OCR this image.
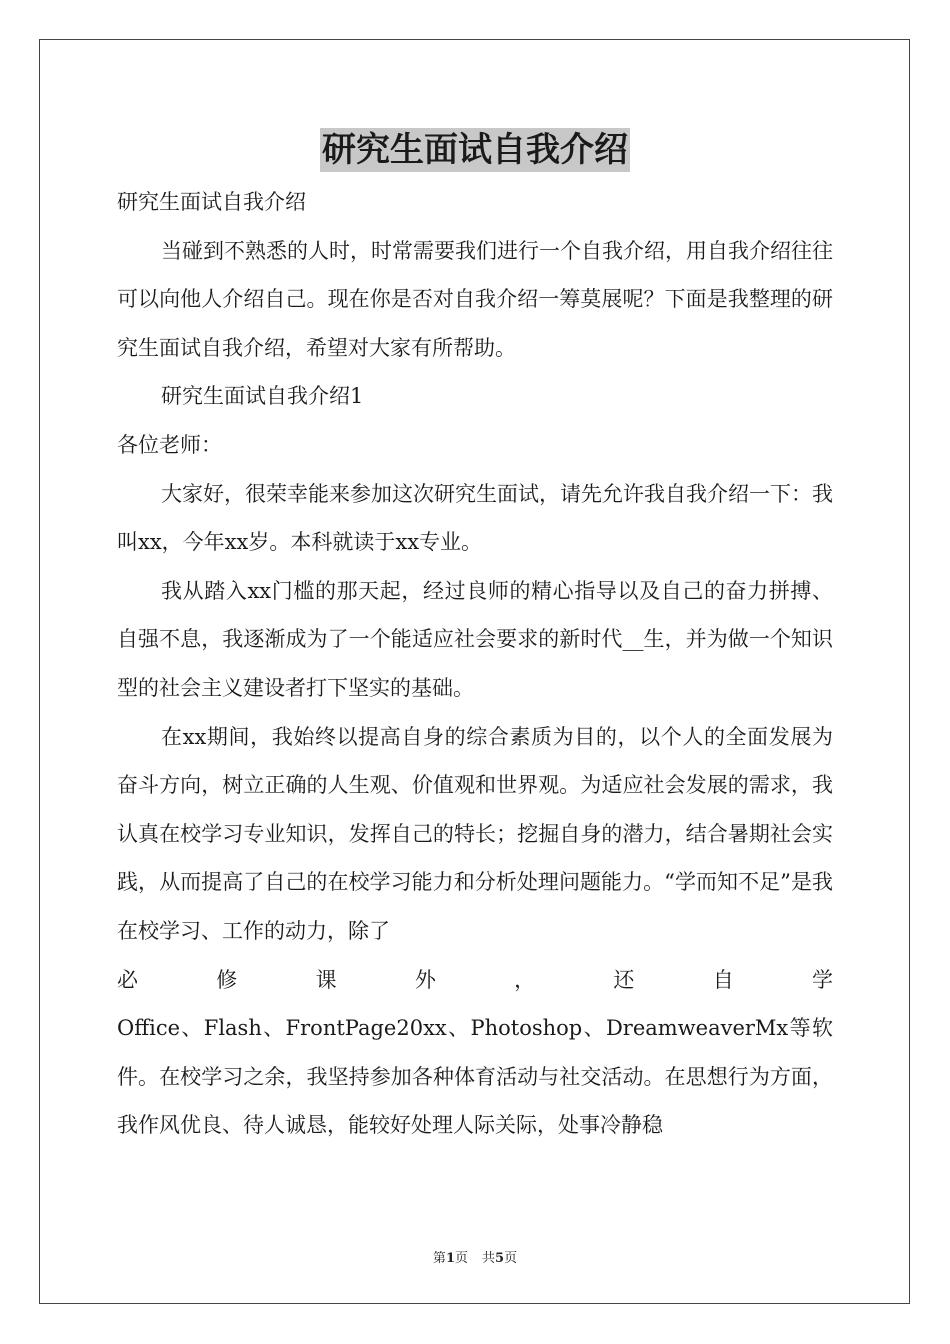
研究生面试自我介绍

研究生面试自我介绍

当碰到不熟悉的人时，时常需要我们进行一个自我介绍，用自我介绍往往可以向他人介绍自己。现在你是否对自我介绍一筹莫展呢？下面是我整理的研究生面试自我介绍，希望对大家有所帮助。

研究生面试自我介绍1

各位老师：

大家好，很荣幸能来参加这次研究生面试，请先允许我自我介绍一下：我叫xx，今年xx岁。本科就读于xx专业。

我从踏入xx门槛的那天起，经过良师的精心指导以及自己的奋力拼搏、自强不息，我逐渐成为了一个能适应社会要求的新时代__生，并为做一个知识型的社会主义建设者打下坚实的基础。

在xx期间，我始终以提高自身的综合素质为目的，以个人的全面发展为奋斗方向，树立正确的人生观、价值观和世界观。为适应社会发展的需求，我认真在校学习专业知识，发挥自己的特长；挖掘自身的潜力，结合暑期社会实践，从而提高了自己的在校学习能力和分析处理问题能力。“学而知不足”是我在校学习、工作的动力，除了

必修课外，还自学

Office、Flash、FrontPage20xx、Photoshop、DreamweaverMx等软件。在校学习之余，我坚持参加各种体育活动与社交活动。在思想行为方面，我作风优良、待人诚恳，能较好处理人际关际，处事冷静稳

第1页 共5页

==*==

Aim:
Your copy should hold every record word for word and none of the pictures.

Reply to the task:
OCR this image.
研究生面试自我介绍

研究生面试自我介绍

当碰到不熟悉的人时，时常需要我们进行一个自我介绍，用自我介绍往往可以向他人介绍自己。现在你是否对自我介绍一筹莫展呢？下面是我整理的研究生面试自我介绍，希望对大家有所帮助。

研究生面试自我介绍1

各位老师：

大家好，很荣幸能来参加这次研究生面试，请先允许我自我介绍一下：我叫xx，今年xx岁。本科就读于xx专业。

我从踏入xx门槛的那天起，经过良师的精心指导以及自己的奋力拼搏、自强不息，我逐渐成为了一个能适应社会要求的新时代__生，并为做一个知识型的社会主义建设者打下坚实的基础。

在xx期间，我始终以提高自身的综合素质为目的，以个人的全面发展为奋斗方向，树立正确的人生观、价值观和世界观。为适应社会发展的需求，我认真在校学习专业知识，发挥自己的特长；挖掘自身的潜力，结合暑期社会实践，从而提高了自己的在校学习能力和分析处理问题能力。“学而知不足”是我在校学习、工作的动力，除了

必修课外，还自学

Office、Flash、FrontPage20xx、Photoshop、DreamweaverMx等软件。在校学习之余，我坚持参加各种体育活动与社交活动。在思想行为方面，我作风优良、待人诚恳，能较好处理人际关际，处事冷静稳

第1页 共5页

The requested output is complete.